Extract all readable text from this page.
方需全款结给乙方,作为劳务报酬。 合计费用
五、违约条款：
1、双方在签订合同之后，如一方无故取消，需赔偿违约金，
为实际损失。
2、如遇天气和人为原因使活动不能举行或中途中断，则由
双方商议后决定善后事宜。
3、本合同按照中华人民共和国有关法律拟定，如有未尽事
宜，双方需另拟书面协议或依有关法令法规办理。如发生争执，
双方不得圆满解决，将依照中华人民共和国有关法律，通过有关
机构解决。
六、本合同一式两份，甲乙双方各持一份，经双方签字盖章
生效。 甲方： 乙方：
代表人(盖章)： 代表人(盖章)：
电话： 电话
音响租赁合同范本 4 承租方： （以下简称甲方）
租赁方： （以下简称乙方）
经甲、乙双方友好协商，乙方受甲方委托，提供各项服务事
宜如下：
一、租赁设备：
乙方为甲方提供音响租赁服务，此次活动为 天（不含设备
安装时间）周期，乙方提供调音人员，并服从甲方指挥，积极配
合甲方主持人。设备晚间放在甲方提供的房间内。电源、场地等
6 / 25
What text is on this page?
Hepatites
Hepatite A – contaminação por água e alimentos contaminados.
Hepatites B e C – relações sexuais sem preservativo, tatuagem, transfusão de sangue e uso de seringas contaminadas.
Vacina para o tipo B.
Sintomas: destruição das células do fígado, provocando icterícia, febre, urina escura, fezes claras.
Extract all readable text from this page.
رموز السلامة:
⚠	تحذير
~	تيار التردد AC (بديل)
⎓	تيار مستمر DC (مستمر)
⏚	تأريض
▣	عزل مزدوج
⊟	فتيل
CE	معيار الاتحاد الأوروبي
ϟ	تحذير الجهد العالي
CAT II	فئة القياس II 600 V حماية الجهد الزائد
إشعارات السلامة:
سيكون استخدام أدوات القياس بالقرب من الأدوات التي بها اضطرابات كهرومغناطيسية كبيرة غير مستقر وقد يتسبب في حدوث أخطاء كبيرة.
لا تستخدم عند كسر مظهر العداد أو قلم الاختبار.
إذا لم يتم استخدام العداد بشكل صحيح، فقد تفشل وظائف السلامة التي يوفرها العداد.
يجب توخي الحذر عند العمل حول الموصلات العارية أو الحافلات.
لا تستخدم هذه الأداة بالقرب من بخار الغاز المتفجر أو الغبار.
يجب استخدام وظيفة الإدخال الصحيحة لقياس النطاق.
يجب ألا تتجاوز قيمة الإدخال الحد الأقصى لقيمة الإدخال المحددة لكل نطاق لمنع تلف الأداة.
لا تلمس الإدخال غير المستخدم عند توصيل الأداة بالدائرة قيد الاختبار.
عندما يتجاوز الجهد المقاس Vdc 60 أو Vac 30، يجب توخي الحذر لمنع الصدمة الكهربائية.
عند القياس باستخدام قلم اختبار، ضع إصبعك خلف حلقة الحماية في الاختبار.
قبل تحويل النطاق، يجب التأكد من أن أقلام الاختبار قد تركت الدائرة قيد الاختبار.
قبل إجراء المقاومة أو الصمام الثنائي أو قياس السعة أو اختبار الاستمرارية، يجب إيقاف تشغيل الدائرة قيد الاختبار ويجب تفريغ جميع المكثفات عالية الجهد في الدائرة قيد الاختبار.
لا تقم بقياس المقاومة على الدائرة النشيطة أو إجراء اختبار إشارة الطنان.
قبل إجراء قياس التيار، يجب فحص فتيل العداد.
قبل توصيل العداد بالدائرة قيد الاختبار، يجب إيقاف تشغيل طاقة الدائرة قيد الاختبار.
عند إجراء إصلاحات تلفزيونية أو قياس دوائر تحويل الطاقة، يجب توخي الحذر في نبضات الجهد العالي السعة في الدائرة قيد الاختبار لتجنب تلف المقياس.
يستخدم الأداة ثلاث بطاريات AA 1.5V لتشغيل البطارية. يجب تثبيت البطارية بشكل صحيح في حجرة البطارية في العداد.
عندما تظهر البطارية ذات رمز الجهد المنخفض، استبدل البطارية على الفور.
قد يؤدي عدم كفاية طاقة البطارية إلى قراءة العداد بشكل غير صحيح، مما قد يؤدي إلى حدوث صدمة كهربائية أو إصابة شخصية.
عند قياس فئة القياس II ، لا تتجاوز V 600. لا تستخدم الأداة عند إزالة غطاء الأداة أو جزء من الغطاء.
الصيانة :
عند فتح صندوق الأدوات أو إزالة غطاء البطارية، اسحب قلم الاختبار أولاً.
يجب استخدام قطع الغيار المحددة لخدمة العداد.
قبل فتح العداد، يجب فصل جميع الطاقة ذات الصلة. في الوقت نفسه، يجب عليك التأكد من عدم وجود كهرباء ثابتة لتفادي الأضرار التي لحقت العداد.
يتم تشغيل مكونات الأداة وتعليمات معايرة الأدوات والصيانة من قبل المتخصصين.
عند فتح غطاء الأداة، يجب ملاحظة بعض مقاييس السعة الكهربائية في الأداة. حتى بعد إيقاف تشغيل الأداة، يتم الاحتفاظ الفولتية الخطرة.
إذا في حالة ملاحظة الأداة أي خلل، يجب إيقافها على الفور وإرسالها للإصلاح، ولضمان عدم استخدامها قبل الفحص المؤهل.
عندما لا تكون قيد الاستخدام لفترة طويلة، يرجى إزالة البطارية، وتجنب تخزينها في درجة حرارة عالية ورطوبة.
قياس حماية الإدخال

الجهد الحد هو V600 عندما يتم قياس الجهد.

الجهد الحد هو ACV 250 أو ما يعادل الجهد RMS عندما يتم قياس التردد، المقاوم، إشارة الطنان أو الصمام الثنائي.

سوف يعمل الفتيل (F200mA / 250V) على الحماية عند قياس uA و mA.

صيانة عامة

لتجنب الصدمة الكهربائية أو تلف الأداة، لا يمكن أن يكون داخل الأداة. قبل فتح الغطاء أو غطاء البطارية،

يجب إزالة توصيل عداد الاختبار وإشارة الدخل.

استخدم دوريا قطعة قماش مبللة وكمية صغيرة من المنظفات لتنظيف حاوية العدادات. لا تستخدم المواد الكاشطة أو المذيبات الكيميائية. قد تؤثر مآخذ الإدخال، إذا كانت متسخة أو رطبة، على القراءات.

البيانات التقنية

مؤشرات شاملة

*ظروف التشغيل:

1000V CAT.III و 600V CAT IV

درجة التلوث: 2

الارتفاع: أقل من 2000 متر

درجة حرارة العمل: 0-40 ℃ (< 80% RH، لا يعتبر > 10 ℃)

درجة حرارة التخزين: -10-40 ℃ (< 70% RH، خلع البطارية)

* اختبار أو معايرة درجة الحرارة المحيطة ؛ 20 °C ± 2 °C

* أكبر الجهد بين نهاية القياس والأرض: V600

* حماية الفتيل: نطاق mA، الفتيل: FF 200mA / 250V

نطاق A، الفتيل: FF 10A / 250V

· · · ·

Aim of the task: Reproduce the complete set of lines precisely as supplied.

Solution for this exercise:
Extract all readable text from this page.
方需全款结给乙方,作为劳务报酬。 合计费用
五、违约条款：
1、双方在签订合同之后，如一方无故取消，需赔偿违约金，
为实际损失。
2、如遇天气和人为原因使活动不能举行或中途中断，则由
双方商议后决定善后事宜。
3、本合同按照中华人民共和国有关法律拟定，如有未尽事
宜，双方需另拟书面协议或依有关法令法规办理。如发生争执，
双方不得圆满解决，将依照中华人民共和国有关法律，通过有关
机构解决。
六、本合同一式两份，甲乙双方各持一份，经双方签字盖章
生效。 甲方： 乙方：
代表人(盖章)： 代表人(盖章)：
电话： 电话
音响租赁合同范本 4 承租方： （以下简称甲方）
租赁方： （以下简称乙方）
经甲、乙双方友好协商，乙方受甲方委托，提供各项服务事
宜如下：
一、租赁设备：
乙方为甲方提供音响租赁服务，此次活动为 天（不含设备
安装时间）周期，乙方提供调音人员，并服从甲方指挥，积极配
合甲方主持人。设备晚间放在甲方提供的房间内。电源、场地等
6 / 25
What text is on this page?
Hepatites
Hepatite A – contaminação por água e alimentos contaminados.
Hepatites B e C – relações sexuais sem preservativo, tatuagem, transfusão de sangue e uso de seringas contaminadas.
Vacina para o tipo B.
Sintomas: destruição das células do fígado, provocando icterícia, febre, urina escura, fezes claras.
Extract all readable text from this page.
رموز السلامة:
⚠	تحذير
~	تيار التردد AC (بديل)
⎓	تيار مستمر DC (مستمر)
⏚	تأريض
▣	عزل مزدوج
⊟	فتيل
CE	معيار الاتحاد الأوروبي
ϟ	تحذير الجهد العالي
CAT II	فئة القياس II 600 V حماية الجهد الزائد
إشعارات السلامة:
سيكون استخدام أدوات القياس بالقرب من الأدوات التي بها اضطرابات كهرومغناطيسية كبيرة غير مستقر وقد يتسبب في حدوث أخطاء كبيرة.
لا تستخدم عند كسر مظهر العداد أو قلم الاختبار.
إذا لم يتم استخدام العداد بشكل صحيح، فقد تفشل وظائف السلامة التي يوفرها العداد.
يجب توخي الحذر عند العمل حول الموصلات العارية أو الحافلات.
لا تستخدم هذه الأداة بالقرب من بخار الغاز المتفجر أو الغبار.
يجب استخدام وظيفة الإدخال الصحيحة لقياس النطاق.
يجب ألا تتجاوز قيمة الإدخال الحد الأقصى لقيمة الإدخال المحددة لكل نطاق لمنع تلف الأداة.
لا تلمس الإدخال غير المستخدم عند توصيل الأداة بالدائرة قيد الاختبار.
عندما يتجاوز الجهد المقاس Vdc 60 أو Vac 30، يجب توخي الحذر لمنع الصدمة الكهربائية.
عند القياس باستخدام قلم اختبار، ضع إصبعك خلف حلقة الحماية في الاختبار.
قبل تحويل النطاق، يجب التأكد من أن أقلام الاختبار قد تركت الدائرة قيد الاختبار.
قبل إجراء المقاومة أو الصمام الثنائي أو قياس السعة أو اختبار الاستمرارية، يجب إيقاف تشغيل الدائرة قيد الاختبار ويجب تفريغ جميع المكثفات عالية الجهد في الدائرة قيد الاختبار.
لا تقم بقياس المقاومة على الدائرة النشيطة أو إجراء اختبار إشارة الطنان.
قبل إجراء قياس التيار، يجب فحص فتيل العداد.
قبل توصيل العداد بالدائرة قيد الاختبار، يجب إيقاف تشغيل طاقة الدائرة قيد الاختبار.
عند إجراء إصلاحات تلفزيونية أو قياس دوائر تحويل الطاقة، يجب توخي الحذر في نبضات الجهد العالي السعة في الدائرة قيد الاختبار لتجنب تلف المقياس.
يستخدم الأداة ثلاث بطاريات AA 1.5V لتشغيل البطارية. يجب تثبيت البطارية بشكل صحيح في حجرة البطارية في العداد.
عندما تظهر البطارية ذات رمز الجهد المنخفض، استبدل البطارية على الفور.
قد يؤدي عدم كفاية طاقة البطارية إلى قراءة العداد بشكل غير صحيح، مما قد يؤدي إلى حدوث صدمة كهربائية أو إصابة شخصية.
عند قياس فئة القياس II ، لا تتجاوز V 600. لا تستخدم الأداة عند إزالة غطاء الأداة أو جزء من الغطاء.
الصيانة :
عند فتح صندوق الأدوات أو إزالة غطاء البطارية، اسحب قلم الاختبار أولاً.
يجب استخدام قطع الغيار المحددة لخدمة العداد.
قبل فتح العداد، يجب فصل جميع الطاقة ذات الصلة. في الوقت نفسه، يجب عليك التأكد من عدم وجود كهرباء ثابتة لتفادي الأضرار التي لحقت العداد.
يتم تشغيل مكونات الأداة وتعليمات معايرة الأدوات والصيانة من قبل المتخصصين.
عند فتح غطاء الأداة، يجب ملاحظة بعض مقاييس السعة الكهربائية في الأداة. حتى بعد إيقاف تشغيل الأداة، يتم الاحتفاظ الفولتية الخطرة.
إذا في حالة ملاحظة الأداة أي خلل، يجب إيقافها على الفور وإرسالها للإصلاح، ولضمان عدم استخدامها قبل الفحص المؤهل.
عندما لا تكون قيد الاستخدام لفترة طويلة، يرجى إزالة البطارية، وتجنب تخزينها في درجة حرارة عالية ورطوبة.
قياس حماية الإدخال

الجهد الحد هو V600 عندما يتم قياس الجهد.

الجهد الحد هو ACV 250 أو ما يعادل الجهد RMS عندما يتم قياس التردد، المقاوم، إشارة الطنان أو الصمام الثنائي.

سوف يعمل الفتيل (F200mA / 250V) على الحماية عند قياس uA و mA.

صيانة عامة

لتجنب الصدمة الكهربائية أو تلف الأداة، لا يمكن أن يكون داخل الأداة. قبل فتح الغطاء أو غطاء البطارية،

يجب إزالة توصيل عداد الاختبار وإشارة الدخل.

استخدم دوريا قطعة قماش مبللة وكمية صغيرة من المنظفات لتنظيف حاوية العدادات. لا تستخدم المواد الكاشطة أو المذيبات الكيميائية. قد تؤثر مآخذ الإدخال، إذا كانت متسخة أو رطبة، على القراءات.

البيانات التقنية

مؤشرات شاملة

*ظروف التشغيل:

1000V CAT.III و 600V CAT IV

درجة التلوث: 2

الارتفاع: أقل من 2000 متر

درجة حرارة العمل: 0-40 ℃ (< 80% RH، لا يعتبر > 10 ℃)

درجة حرارة التخزين: -10-40 ℃ (< 70% RH، خلع البطارية)

* اختبار أو معايرة درجة الحرارة المحيطة ؛ 20 °C ± 2 °C

* أكبر الجهد بين نهاية القياس والأرض: V600

* حماية الفتيل: نطاق mA، الفتيل: FF 200mA / 250V

نطاق A، الفتيل: FF 10A / 250V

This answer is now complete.